What is the number of lines in these entries that contain "посуду"? State it alone.

===== Record set

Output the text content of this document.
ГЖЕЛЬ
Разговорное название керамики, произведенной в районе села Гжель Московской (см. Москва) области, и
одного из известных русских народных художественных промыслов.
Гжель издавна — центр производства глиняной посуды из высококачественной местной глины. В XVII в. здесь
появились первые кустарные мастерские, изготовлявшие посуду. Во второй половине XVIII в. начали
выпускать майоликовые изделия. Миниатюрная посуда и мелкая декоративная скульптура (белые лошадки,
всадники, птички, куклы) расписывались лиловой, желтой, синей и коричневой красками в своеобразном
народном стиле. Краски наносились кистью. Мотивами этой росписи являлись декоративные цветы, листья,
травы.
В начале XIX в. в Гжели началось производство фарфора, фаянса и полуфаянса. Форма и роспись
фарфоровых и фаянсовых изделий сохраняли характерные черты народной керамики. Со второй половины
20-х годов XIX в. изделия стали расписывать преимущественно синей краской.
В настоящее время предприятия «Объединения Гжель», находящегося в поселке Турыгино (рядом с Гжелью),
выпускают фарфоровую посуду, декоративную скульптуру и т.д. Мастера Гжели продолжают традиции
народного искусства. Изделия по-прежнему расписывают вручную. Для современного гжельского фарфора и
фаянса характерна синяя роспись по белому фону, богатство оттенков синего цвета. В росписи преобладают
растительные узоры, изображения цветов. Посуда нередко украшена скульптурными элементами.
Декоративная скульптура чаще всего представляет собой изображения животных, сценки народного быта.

==========

• **Solution to this exercise**: 2